## What is asked
Leave out the pictures and transcribe everything else exactly.

## Task inputs
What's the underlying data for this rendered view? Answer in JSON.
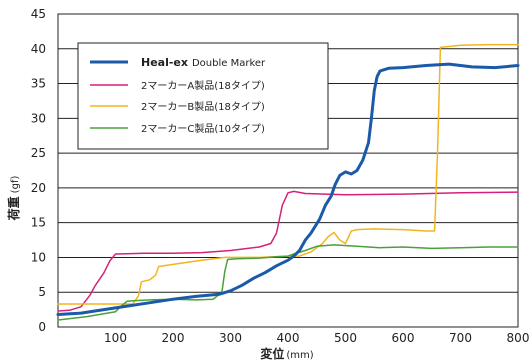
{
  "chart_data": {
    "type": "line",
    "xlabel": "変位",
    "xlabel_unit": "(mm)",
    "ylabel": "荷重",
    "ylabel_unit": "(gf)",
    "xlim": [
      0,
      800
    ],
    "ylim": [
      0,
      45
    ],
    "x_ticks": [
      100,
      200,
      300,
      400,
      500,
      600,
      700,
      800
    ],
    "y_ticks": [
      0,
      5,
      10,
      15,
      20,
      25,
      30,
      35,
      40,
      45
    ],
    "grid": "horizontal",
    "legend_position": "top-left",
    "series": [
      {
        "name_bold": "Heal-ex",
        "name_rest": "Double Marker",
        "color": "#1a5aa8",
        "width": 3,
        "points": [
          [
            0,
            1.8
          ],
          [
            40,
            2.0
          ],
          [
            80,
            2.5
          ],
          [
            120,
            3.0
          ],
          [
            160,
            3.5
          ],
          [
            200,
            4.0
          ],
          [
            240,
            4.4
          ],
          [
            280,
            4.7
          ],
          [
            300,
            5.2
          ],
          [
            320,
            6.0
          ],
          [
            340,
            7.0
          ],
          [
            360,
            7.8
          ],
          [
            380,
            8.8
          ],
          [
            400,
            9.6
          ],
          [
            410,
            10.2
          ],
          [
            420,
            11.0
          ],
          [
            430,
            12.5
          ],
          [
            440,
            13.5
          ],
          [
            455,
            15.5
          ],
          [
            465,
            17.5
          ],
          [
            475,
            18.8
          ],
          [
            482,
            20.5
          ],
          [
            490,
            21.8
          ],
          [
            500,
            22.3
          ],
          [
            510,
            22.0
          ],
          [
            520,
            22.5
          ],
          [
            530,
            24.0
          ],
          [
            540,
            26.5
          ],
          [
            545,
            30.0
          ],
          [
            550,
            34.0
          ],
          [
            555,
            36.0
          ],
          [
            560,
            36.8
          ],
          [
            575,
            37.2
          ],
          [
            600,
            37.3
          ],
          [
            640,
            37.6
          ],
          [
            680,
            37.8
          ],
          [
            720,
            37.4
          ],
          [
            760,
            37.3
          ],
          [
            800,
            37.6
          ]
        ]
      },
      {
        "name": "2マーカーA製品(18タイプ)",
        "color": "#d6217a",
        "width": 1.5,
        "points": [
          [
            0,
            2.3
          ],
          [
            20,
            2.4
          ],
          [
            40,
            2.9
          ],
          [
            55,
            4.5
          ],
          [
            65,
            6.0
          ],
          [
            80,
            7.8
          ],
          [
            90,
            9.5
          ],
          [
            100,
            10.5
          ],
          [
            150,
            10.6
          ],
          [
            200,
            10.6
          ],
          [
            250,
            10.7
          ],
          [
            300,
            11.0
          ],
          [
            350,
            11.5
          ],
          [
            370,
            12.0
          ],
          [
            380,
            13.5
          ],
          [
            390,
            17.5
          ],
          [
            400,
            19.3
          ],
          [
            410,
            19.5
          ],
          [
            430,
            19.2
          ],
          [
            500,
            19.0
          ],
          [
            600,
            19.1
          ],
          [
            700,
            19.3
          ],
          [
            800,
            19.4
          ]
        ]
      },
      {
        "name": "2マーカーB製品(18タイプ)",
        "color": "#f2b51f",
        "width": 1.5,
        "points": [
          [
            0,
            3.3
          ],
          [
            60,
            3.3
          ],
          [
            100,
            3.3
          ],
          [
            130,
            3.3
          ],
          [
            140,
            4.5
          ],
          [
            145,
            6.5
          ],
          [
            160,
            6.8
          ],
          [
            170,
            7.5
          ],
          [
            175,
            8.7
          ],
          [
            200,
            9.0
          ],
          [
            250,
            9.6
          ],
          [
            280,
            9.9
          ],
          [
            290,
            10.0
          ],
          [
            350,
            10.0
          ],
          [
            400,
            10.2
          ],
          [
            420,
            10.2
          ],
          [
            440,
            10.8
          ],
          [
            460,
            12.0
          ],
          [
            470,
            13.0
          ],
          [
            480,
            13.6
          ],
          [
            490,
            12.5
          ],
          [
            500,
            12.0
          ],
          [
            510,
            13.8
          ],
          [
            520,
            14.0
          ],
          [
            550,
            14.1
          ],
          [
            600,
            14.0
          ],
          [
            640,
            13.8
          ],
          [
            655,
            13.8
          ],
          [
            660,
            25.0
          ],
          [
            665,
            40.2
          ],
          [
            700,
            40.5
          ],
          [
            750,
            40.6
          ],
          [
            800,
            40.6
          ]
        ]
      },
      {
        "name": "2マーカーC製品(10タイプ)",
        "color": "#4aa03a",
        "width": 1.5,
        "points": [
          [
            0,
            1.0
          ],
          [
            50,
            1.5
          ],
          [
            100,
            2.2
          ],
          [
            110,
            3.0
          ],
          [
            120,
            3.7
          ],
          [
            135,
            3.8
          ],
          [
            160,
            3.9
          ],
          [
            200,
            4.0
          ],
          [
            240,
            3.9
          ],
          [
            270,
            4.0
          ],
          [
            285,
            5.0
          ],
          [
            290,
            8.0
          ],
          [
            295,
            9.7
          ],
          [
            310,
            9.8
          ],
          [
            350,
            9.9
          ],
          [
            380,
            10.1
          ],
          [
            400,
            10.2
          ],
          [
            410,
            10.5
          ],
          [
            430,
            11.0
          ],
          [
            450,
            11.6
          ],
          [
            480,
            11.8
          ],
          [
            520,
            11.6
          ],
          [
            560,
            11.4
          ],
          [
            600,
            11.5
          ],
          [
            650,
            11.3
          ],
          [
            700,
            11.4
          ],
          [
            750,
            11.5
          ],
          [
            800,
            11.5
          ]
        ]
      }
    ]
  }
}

## Exercise output
What's the underlying data for this rendered view? Answer in JSON.
{
  "chart_data": {
    "type": "line",
    "xlabel": "変位",
    "xlabel_unit": "(mm)",
    "ylabel": "荷重",
    "ylabel_unit": "(gf)",
    "xlim": [
      0,
      800
    ],
    "ylim": [
      0,
      45
    ],
    "x_ticks": [
      100,
      200,
      300,
      400,
      500,
      600,
      700,
      800
    ],
    "y_ticks": [
      0,
      5,
      10,
      15,
      20,
      25,
      30,
      35,
      40,
      45
    ],
    "grid": "horizontal",
    "legend_position": "top-left",
    "series": [
      {
        "name_bold": "Heal-ex",
        "name_rest": "Double Marker",
        "color": "#1a5aa8",
        "width": 3,
        "points": [
          [
            0,
            1.8
          ],
          [
            40,
            2.0
          ],
          [
            80,
            2.5
          ],
          [
            120,
            3.0
          ],
          [
            160,
            3.5
          ],
          [
            200,
            4.0
          ],
          [
            240,
            4.4
          ],
          [
            280,
            4.7
          ],
          [
            300,
            5.2
          ],
          [
            320,
            6.0
          ],
          [
            340,
            7.0
          ],
          [
            360,
            7.8
          ],
          [
            380,
            8.8
          ],
          [
            400,
            9.6
          ],
          [
            410,
            10.2
          ],
          [
            420,
            11.0
          ],
          [
            430,
            12.5
          ],
          [
            440,
            13.5
          ],
          [
            455,
            15.5
          ],
          [
            465,
            17.5
          ],
          [
            475,
            18.8
          ],
          [
            482,
            20.5
          ],
          [
            490,
            21.8
          ],
          [
            500,
            22.3
          ],
          [
            510,
            22.0
          ],
          [
            520,
            22.5
          ],
          [
            530,
            24.0
          ],
          [
            540,
            26.5
          ],
          [
            545,
            30.0
          ],
          [
            550,
            34.0
          ],
          [
            555,
            36.0
          ],
          [
            560,
            36.8
          ],
          [
            575,
            37.2
          ],
          [
            600,
            37.3
          ],
          [
            640,
            37.6
          ],
          [
            680,
            37.8
          ],
          [
            720,
            37.4
          ],
          [
            760,
            37.3
          ],
          [
            800,
            37.6
          ]
        ]
      },
      {
        "name": "2マーカーA製品(18タイプ)",
        "color": "#d6217a",
        "width": 1.5,
        "points": [
          [
            0,
            2.3
          ],
          [
            20,
            2.4
          ],
          [
            40,
            2.9
          ],
          [
            55,
            4.5
          ],
          [
            65,
            6.0
          ],
          [
            80,
            7.8
          ],
          [
            90,
            9.5
          ],
          [
            100,
            10.5
          ],
          [
            150,
            10.6
          ],
          [
            200,
            10.6
          ],
          [
            250,
            10.7
          ],
          [
            300,
            11.0
          ],
          [
            350,
            11.5
          ],
          [
            370,
            12.0
          ],
          [
            380,
            13.5
          ],
          [
            390,
            17.5
          ],
          [
            400,
            19.3
          ],
          [
            410,
            19.5
          ],
          [
            430,
            19.2
          ],
          [
            500,
            19.0
          ],
          [
            600,
            19.1
          ],
          [
            700,
            19.3
          ],
          [
            800,
            19.4
          ]
        ]
      },
      {
        "name": "2マーカーB製品(18タイプ)",
        "color": "#f2b51f",
        "width": 1.5,
        "points": [
          [
            0,
            3.3
          ],
          [
            60,
            3.3
          ],
          [
            100,
            3.3
          ],
          [
            130,
            3.3
          ],
          [
            140,
            4.5
          ],
          [
            145,
            6.5
          ],
          [
            160,
            6.8
          ],
          [
            170,
            7.5
          ],
          [
            175,
            8.7
          ],
          [
            200,
            9.0
          ],
          [
            250,
            9.6
          ],
          [
            280,
            9.9
          ],
          [
            290,
            10.0
          ],
          [
            350,
            10.0
          ],
          [
            400,
            10.2
          ],
          [
            420,
            10.2
          ],
          [
            440,
            10.8
          ],
          [
            460,
            12.0
          ],
          [
            470,
            13.0
          ],
          [
            480,
            13.6
          ],
          [
            490,
            12.5
          ],
          [
            500,
            12.0
          ],
          [
            510,
            13.8
          ],
          [
            520,
            14.0
          ],
          [
            550,
            14.1
          ],
          [
            600,
            14.0
          ],
          [
            640,
            13.8
          ],
          [
            655,
            13.8
          ],
          [
            660,
            25.0
          ],
          [
            665,
            40.2
          ],
          [
            700,
            40.5
          ],
          [
            750,
            40.6
          ],
          [
            800,
            40.6
          ]
        ]
      },
      {
        "name": "2マーカーC製品(10タイプ)",
        "color": "#4aa03a",
        "width": 1.5,
        "points": [
          [
            0,
            1.0
          ],
          [
            50,
            1.5
          ],
          [
            100,
            2.2
          ],
          [
            110,
            3.0
          ],
          [
            120,
            3.7
          ],
          [
            135,
            3.8
          ],
          [
            160,
            3.9
          ],
          [
            200,
            4.0
          ],
          [
            240,
            3.9
          ],
          [
            270,
            4.0
          ],
          [
            285,
            5.0
          ],
          [
            290,
            8.0
          ],
          [
            295,
            9.7
          ],
          [
            310,
            9.8
          ],
          [
            350,
            9.9
          ],
          [
            380,
            10.1
          ],
          [
            400,
            10.2
          ],
          [
            410,
            10.5
          ],
          [
            430,
            11.0
          ],
          [
            450,
            11.6
          ],
          [
            480,
            11.8
          ],
          [
            520,
            11.6
          ],
          [
            560,
            11.4
          ],
          [
            600,
            11.5
          ],
          [
            650,
            11.3
          ],
          [
            700,
            11.4
          ],
          [
            750,
            11.5
          ],
          [
            800,
            11.5
          ]
        ]
      }
    ]
  }
}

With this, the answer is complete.